Count every line that holds the string "明德修身", then give that number alone.

++++ DATA IN THIS EXERCISE ++++

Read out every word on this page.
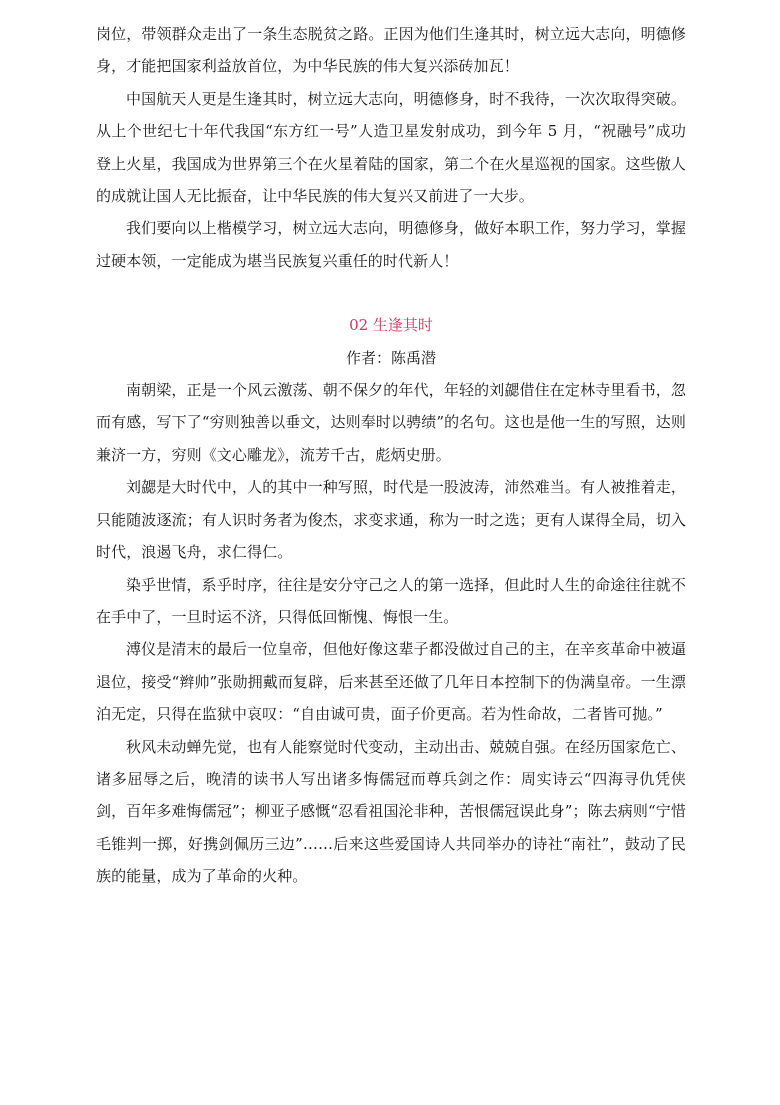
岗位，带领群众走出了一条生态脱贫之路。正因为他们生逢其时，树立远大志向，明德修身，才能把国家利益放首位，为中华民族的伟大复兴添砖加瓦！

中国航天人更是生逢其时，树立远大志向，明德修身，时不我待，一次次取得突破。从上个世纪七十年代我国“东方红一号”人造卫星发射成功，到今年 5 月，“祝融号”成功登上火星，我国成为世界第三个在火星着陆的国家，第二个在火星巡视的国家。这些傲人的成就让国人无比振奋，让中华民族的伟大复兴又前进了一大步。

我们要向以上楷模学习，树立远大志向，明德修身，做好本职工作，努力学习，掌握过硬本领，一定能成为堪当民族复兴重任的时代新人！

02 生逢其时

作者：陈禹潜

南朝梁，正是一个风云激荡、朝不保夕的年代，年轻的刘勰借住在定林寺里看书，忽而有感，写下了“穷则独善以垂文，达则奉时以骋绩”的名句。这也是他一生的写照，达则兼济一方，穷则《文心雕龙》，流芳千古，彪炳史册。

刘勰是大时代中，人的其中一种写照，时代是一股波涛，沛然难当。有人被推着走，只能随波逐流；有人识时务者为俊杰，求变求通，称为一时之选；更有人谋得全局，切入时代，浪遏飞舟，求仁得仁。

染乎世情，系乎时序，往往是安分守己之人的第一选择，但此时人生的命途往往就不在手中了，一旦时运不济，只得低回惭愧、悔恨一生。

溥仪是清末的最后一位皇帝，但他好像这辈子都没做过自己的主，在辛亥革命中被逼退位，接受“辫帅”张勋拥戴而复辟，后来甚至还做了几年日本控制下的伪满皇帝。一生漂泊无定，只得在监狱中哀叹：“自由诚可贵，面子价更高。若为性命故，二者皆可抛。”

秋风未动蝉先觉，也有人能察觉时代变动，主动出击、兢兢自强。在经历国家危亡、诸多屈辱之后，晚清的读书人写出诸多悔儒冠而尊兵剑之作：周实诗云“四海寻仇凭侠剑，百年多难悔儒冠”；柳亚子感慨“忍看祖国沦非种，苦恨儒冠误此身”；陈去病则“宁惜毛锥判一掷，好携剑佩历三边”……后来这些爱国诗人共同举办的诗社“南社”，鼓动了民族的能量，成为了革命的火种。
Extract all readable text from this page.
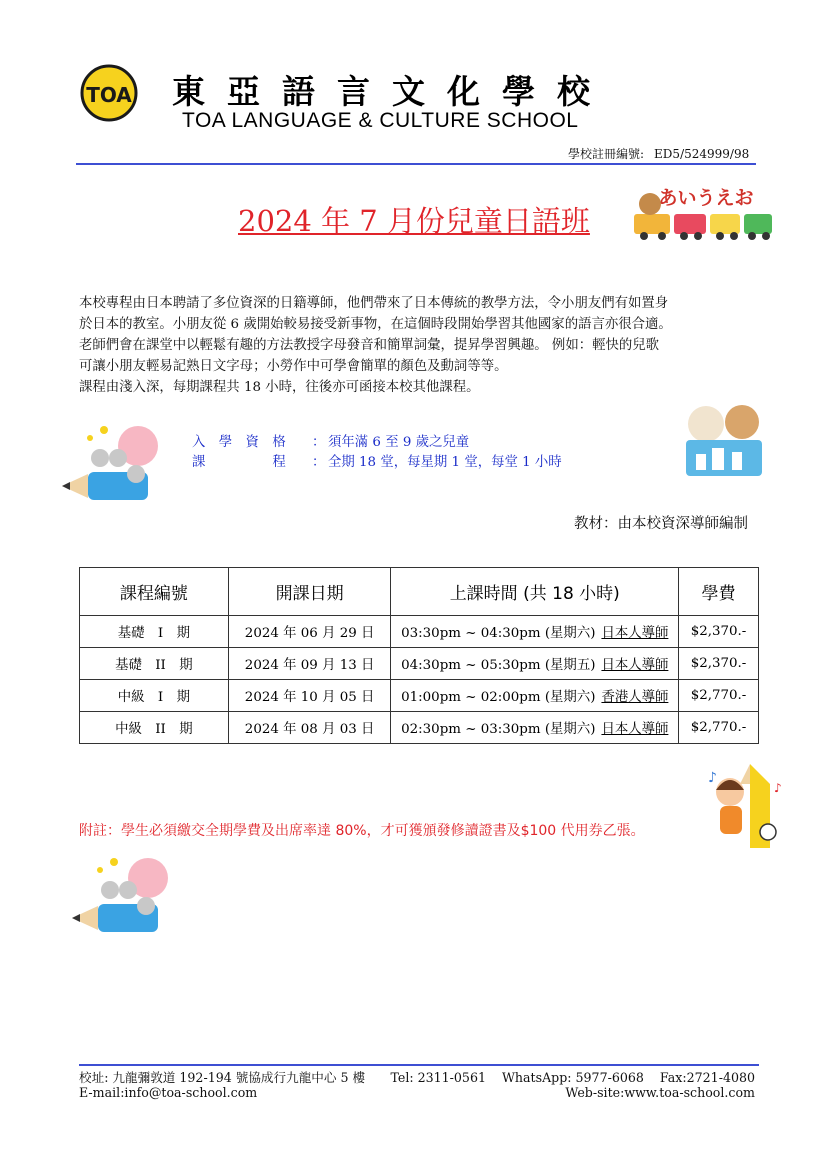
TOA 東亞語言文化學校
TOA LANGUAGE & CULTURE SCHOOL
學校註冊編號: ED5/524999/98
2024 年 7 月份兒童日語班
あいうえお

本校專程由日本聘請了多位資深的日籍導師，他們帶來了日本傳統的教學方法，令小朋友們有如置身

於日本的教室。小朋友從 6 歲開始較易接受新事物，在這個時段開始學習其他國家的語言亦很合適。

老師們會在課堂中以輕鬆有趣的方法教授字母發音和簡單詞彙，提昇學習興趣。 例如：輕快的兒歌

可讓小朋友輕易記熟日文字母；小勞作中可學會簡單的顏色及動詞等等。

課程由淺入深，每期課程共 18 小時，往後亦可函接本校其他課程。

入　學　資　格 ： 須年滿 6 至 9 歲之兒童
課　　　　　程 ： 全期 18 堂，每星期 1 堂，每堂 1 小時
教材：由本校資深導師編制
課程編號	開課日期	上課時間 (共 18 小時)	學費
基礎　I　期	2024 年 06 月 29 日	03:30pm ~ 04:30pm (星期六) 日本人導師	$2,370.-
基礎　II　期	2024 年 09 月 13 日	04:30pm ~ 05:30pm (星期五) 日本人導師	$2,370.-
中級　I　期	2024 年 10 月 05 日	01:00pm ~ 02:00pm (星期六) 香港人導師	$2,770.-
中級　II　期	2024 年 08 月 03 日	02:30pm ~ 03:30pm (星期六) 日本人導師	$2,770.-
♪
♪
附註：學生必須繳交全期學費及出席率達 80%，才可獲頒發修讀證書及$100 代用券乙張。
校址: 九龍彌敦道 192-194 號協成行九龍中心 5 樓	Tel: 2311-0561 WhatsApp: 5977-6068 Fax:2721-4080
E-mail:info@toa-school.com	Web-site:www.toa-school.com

++++
++++ DATA IN THIS EXERCISE ++++

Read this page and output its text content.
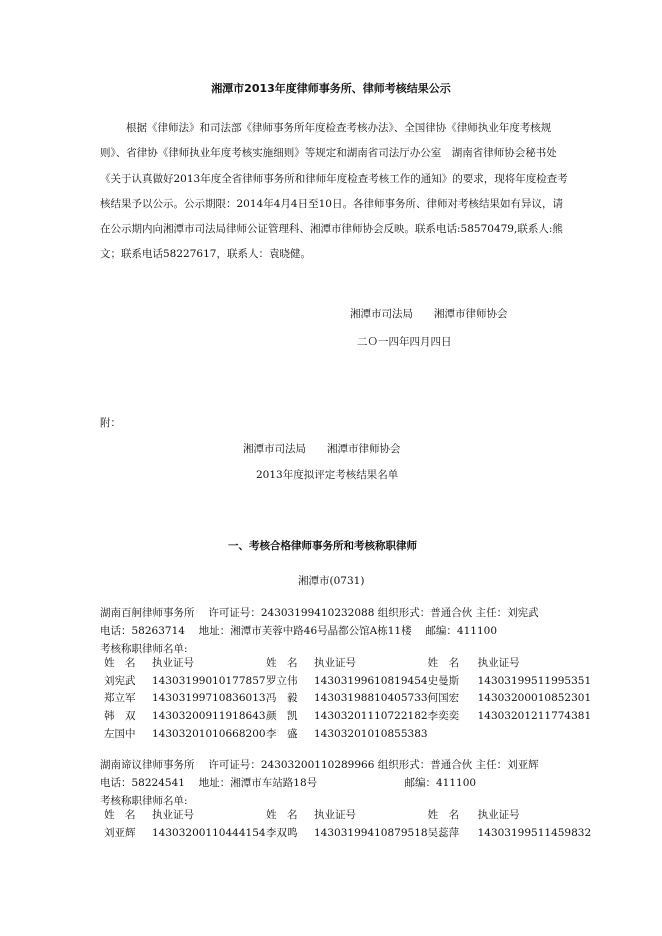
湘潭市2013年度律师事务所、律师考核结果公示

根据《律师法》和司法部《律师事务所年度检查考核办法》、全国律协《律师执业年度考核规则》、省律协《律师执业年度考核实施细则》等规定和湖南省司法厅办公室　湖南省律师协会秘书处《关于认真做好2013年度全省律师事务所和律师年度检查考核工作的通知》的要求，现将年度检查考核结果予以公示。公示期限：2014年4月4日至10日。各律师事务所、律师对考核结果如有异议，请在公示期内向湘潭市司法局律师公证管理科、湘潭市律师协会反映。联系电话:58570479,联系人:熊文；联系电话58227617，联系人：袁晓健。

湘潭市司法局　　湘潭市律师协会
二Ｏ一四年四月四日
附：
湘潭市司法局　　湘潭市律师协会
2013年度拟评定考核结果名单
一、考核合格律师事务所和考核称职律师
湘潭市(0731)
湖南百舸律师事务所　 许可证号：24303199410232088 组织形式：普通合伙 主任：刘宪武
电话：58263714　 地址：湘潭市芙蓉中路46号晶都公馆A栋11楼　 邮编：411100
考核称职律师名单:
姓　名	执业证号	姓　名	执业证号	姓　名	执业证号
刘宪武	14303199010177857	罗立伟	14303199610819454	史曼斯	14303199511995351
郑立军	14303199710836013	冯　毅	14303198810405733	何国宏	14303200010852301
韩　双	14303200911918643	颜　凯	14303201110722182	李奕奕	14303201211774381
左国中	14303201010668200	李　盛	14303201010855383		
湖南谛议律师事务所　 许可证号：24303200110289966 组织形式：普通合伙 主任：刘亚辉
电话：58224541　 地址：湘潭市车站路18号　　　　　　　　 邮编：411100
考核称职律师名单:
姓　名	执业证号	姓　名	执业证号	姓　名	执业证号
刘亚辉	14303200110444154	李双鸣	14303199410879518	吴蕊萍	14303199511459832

++++

RESPONSE BELOW:
3